[Saved data entries]
★ ★ ★

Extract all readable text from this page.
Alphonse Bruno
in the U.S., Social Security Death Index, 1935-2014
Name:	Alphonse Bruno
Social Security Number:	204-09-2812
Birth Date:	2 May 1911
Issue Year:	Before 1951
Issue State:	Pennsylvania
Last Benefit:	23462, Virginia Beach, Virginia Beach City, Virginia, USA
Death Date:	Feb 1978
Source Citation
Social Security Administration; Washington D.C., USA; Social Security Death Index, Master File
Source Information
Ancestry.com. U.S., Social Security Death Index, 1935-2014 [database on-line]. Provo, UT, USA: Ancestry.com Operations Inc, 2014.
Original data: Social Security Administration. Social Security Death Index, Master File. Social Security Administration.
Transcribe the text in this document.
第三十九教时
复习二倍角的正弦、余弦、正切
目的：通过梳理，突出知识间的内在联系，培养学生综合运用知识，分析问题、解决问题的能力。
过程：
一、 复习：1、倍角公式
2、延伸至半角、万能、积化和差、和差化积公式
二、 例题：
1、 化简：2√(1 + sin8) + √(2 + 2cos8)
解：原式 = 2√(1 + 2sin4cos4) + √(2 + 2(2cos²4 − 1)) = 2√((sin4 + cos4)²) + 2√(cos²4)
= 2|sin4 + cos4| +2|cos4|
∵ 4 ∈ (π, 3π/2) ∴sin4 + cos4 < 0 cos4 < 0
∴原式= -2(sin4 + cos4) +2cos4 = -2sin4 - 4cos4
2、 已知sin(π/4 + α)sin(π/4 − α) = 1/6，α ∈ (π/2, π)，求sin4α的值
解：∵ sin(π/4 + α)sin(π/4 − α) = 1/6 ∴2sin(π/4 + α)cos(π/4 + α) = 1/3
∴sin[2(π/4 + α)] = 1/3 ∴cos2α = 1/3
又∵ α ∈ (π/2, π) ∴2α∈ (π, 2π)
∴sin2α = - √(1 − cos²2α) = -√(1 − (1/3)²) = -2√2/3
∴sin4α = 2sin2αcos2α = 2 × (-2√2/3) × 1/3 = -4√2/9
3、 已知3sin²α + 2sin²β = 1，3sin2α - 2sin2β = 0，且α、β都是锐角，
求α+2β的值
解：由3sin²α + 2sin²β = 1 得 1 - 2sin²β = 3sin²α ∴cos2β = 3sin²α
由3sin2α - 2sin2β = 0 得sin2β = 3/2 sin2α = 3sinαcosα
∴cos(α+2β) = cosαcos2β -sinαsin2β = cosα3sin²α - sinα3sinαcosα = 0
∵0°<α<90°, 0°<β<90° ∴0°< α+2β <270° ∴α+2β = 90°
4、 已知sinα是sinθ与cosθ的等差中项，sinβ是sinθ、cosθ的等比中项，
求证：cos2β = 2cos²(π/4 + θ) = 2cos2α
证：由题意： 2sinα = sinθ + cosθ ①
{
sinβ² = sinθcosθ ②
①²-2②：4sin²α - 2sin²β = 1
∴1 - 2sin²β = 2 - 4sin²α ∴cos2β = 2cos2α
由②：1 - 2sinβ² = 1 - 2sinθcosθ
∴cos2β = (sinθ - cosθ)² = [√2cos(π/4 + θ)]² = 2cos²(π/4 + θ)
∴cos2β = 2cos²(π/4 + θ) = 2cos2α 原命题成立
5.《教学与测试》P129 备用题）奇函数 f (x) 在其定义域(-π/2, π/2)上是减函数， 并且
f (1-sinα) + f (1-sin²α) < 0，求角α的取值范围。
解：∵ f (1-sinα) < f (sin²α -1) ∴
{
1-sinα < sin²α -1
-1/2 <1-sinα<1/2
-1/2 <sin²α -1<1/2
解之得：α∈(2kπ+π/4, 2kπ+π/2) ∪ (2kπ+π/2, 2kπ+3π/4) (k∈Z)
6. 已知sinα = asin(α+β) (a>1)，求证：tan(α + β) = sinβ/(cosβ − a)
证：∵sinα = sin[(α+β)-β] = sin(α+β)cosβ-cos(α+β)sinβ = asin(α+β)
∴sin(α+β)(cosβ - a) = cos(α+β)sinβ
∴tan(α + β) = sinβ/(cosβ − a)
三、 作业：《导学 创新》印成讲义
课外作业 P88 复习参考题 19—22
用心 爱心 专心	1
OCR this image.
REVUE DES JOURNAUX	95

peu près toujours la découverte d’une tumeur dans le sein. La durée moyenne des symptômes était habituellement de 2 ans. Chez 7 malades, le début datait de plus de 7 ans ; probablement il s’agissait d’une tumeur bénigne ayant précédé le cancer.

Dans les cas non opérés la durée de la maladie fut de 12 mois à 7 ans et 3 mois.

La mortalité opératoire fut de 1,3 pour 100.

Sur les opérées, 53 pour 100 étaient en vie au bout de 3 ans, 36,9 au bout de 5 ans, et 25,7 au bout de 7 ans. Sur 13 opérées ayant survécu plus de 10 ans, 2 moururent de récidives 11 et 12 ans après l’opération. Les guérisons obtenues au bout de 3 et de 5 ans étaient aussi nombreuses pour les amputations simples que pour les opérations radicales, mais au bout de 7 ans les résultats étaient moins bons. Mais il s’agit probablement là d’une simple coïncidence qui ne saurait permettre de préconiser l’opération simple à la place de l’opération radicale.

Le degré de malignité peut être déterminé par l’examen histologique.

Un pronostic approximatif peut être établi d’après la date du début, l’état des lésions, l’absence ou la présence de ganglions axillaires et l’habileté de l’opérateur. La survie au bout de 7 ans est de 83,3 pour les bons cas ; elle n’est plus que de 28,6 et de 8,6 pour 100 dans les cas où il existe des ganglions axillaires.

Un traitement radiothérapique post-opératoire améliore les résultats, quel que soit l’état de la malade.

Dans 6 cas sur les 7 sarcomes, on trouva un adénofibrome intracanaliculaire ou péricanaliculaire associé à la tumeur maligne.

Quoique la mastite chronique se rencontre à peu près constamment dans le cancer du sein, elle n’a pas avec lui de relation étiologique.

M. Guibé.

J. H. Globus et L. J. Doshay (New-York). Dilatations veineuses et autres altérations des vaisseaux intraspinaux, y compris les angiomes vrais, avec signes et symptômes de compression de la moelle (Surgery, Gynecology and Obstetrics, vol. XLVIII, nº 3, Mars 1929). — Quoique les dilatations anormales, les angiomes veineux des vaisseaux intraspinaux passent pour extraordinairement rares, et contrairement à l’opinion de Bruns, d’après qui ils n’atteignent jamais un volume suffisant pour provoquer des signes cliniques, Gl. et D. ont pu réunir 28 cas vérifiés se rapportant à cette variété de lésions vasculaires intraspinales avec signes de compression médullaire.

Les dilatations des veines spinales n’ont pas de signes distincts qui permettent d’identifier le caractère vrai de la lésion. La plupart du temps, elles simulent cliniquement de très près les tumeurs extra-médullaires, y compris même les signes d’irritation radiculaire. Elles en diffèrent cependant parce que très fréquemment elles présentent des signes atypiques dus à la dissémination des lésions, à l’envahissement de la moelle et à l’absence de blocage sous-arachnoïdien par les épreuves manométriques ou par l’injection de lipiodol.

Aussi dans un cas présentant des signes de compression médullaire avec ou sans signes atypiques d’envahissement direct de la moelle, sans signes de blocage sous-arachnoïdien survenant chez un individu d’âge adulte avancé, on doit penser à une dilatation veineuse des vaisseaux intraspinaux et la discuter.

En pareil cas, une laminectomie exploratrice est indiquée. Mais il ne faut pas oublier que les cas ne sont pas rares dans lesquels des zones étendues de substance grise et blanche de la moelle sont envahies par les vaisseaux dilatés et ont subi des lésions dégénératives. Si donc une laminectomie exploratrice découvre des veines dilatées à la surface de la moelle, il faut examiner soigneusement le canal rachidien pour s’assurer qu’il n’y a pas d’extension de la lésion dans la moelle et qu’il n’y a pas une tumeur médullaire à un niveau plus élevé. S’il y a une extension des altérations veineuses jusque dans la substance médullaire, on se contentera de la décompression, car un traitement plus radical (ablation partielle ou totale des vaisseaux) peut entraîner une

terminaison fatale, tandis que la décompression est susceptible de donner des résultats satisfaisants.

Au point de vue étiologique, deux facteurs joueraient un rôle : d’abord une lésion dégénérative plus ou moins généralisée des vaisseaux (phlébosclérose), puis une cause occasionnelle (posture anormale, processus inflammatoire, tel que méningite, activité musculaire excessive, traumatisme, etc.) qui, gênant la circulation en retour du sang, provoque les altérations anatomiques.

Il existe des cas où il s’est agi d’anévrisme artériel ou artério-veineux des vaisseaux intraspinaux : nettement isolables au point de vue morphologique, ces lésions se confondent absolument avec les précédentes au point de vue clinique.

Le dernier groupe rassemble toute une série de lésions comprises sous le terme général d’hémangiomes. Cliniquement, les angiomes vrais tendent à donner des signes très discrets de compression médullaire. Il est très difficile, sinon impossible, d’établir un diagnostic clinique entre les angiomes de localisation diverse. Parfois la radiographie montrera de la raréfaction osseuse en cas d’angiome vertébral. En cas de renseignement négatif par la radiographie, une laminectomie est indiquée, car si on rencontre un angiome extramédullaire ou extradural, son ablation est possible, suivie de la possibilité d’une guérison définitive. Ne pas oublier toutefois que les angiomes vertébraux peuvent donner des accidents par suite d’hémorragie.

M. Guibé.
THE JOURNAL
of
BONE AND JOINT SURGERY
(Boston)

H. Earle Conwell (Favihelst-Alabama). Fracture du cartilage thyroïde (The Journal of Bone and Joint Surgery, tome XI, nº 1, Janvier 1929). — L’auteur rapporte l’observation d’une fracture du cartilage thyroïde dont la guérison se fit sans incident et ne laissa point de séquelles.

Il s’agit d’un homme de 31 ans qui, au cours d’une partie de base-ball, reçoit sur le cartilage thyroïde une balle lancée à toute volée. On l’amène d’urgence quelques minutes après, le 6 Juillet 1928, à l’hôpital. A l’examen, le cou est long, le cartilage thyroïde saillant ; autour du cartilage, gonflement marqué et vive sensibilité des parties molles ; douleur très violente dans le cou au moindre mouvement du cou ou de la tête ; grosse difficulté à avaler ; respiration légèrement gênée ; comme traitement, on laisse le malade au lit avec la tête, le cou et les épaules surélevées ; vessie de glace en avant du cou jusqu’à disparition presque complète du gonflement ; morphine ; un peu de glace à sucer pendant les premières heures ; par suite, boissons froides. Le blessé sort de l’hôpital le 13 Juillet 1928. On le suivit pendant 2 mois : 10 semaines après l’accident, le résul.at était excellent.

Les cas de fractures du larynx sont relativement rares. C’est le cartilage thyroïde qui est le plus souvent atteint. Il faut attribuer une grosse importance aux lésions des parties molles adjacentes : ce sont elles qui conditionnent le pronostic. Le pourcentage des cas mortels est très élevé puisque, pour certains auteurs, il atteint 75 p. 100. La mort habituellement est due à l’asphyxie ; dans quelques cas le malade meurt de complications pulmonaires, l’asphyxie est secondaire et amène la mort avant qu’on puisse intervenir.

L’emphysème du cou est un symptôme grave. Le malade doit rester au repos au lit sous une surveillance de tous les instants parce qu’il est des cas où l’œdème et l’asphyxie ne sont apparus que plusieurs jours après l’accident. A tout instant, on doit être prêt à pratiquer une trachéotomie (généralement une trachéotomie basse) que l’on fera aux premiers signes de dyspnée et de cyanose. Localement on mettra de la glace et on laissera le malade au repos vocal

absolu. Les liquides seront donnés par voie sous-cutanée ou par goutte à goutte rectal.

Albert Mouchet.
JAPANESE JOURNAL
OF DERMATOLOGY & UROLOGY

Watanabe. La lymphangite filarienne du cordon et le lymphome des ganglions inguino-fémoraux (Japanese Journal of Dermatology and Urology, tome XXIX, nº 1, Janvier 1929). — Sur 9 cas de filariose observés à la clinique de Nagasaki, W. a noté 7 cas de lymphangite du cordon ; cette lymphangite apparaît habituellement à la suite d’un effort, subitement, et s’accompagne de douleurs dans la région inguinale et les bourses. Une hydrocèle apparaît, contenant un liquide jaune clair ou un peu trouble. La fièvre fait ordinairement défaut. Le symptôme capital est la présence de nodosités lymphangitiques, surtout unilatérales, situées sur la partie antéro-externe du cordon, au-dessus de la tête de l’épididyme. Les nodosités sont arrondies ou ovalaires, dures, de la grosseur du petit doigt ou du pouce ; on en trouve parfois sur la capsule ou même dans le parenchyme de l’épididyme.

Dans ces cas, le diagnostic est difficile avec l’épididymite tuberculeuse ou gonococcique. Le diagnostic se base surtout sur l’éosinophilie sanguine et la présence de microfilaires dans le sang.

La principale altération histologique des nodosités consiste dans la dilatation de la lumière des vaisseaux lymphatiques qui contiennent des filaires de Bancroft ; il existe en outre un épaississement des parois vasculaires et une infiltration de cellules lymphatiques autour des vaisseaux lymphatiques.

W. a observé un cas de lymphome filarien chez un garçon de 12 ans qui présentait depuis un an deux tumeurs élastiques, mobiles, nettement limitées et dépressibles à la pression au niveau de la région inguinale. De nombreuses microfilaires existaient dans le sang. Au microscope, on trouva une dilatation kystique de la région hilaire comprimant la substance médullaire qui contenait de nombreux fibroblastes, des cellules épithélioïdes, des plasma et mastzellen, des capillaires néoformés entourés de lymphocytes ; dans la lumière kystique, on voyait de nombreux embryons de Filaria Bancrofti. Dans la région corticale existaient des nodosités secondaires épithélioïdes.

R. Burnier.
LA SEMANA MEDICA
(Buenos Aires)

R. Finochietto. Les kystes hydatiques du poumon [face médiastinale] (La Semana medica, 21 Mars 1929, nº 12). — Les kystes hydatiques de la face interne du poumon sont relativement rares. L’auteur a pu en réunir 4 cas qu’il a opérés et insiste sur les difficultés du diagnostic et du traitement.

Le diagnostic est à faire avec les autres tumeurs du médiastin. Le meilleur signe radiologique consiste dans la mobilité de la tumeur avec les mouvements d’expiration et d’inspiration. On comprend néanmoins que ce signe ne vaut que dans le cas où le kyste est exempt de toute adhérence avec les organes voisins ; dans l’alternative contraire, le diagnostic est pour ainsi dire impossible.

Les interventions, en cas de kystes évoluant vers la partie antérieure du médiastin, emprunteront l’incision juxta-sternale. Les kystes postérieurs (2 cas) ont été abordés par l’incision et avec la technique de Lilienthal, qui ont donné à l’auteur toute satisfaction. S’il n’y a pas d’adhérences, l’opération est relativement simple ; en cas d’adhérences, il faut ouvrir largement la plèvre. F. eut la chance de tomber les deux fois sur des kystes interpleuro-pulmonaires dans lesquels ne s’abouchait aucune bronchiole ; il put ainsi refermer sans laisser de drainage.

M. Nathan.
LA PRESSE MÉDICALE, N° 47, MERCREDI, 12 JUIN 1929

★ ★ ★

WHAT THE TASK REQUIRES:
From the entries above, copy out every line where the string "sein" appears.

IN RESPONSE:
peu près toujours la découverte d’une tumeur dans le sein. La durée moyenne des symptômes était habituellement de 2 ans. Chez 7 malades, le début datait de plus de 7 ans ; probablement il s’agissait d’une tumeur bénigne ayant précédé le cancer.
Quoique la mastite chronique se rencontre à peu près constamment dans le cancer du sein, elle n’a pas avec lui de relation étiologique.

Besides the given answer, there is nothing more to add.